• Your objective:
Count every line that has the word "settings" in it; give no more than the number.

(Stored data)
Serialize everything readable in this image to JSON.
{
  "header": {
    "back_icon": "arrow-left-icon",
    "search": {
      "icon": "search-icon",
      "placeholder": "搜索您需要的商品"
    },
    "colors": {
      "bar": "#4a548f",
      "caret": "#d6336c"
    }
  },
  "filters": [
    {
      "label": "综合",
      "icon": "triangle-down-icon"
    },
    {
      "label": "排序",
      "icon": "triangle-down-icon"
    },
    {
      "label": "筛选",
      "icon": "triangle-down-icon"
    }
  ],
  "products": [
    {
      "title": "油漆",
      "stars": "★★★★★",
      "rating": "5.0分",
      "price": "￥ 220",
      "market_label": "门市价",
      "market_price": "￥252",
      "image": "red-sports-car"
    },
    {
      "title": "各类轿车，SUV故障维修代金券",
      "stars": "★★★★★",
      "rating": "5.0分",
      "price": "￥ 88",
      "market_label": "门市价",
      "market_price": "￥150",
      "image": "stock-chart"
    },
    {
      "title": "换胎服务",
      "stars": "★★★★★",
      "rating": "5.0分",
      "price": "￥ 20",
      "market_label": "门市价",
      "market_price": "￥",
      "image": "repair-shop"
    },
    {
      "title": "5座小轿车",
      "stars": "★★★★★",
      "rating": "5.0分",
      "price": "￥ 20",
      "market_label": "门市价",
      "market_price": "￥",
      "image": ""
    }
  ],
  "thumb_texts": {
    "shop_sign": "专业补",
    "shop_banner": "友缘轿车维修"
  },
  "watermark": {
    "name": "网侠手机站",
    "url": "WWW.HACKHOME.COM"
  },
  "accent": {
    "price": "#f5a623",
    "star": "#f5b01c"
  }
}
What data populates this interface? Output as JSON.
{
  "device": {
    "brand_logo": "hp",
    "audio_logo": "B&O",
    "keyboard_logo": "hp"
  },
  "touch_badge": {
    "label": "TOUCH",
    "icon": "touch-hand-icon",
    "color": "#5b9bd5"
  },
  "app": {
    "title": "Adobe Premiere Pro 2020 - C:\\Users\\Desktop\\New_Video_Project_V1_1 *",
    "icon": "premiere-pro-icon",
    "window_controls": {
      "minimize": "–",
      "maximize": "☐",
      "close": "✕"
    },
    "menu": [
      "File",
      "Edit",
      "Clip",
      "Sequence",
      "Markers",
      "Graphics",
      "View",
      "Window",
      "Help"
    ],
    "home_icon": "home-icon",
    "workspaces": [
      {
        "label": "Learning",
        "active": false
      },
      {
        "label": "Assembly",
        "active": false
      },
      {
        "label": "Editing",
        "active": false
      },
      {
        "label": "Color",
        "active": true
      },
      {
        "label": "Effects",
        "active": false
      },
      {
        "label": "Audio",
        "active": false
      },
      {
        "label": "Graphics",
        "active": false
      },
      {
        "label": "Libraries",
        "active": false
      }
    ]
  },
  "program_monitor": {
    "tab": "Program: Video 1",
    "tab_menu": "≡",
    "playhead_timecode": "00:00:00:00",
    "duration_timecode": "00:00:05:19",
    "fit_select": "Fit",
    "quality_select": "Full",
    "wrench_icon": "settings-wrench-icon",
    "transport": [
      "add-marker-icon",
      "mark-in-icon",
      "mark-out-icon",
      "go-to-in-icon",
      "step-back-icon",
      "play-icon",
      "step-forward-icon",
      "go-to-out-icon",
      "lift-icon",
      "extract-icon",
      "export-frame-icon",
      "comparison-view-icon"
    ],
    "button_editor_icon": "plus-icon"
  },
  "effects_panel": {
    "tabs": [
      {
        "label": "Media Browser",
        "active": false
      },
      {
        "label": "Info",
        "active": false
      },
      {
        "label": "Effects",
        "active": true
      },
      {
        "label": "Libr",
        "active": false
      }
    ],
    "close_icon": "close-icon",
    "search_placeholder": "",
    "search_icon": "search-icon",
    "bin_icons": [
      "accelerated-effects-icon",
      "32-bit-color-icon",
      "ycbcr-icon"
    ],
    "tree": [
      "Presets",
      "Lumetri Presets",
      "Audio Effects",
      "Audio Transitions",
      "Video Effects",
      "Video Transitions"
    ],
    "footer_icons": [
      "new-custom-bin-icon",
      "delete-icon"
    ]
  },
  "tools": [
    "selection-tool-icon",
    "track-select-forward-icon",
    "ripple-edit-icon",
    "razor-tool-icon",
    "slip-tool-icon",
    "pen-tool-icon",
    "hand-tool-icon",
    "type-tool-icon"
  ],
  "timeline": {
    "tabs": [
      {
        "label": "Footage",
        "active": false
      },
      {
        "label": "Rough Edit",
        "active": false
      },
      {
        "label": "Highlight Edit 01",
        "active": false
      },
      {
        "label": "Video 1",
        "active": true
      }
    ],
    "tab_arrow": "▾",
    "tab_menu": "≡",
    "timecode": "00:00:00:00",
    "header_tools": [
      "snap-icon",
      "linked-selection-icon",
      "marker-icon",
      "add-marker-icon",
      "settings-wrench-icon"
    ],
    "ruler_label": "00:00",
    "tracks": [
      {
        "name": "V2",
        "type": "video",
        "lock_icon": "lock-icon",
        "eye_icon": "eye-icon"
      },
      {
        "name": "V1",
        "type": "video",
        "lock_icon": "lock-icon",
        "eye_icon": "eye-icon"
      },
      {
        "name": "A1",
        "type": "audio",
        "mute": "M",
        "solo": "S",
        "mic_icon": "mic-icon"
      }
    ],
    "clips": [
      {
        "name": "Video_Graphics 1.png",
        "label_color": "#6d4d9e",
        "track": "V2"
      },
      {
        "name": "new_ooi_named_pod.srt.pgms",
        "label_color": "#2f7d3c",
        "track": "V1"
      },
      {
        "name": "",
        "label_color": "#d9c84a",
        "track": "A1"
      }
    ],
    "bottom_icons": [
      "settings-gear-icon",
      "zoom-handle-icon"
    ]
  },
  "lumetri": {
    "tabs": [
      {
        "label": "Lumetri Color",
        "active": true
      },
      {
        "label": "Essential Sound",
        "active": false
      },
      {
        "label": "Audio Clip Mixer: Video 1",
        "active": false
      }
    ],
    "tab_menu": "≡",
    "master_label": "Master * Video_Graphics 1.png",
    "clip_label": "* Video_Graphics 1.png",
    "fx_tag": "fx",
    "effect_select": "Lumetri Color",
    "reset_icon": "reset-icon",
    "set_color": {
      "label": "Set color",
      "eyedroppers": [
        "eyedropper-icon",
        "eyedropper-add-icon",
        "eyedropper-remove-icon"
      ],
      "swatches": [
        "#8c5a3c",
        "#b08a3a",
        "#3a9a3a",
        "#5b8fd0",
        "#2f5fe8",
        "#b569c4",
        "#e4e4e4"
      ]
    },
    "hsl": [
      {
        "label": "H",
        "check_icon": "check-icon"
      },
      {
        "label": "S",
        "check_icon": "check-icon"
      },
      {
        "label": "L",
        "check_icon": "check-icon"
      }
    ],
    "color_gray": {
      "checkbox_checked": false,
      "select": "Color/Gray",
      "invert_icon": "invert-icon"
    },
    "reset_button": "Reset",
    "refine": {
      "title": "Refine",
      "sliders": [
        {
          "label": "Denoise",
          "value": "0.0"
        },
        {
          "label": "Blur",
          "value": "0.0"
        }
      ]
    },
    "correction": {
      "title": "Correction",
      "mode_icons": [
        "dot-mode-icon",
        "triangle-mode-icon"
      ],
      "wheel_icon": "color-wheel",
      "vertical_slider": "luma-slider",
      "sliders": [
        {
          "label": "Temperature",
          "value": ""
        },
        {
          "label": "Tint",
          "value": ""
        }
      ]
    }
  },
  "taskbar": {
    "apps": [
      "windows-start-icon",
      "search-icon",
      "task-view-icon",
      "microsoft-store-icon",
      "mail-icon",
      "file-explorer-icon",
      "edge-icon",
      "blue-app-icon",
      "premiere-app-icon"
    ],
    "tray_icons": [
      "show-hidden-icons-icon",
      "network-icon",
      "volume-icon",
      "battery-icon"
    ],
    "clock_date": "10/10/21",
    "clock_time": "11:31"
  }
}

• Final result:
3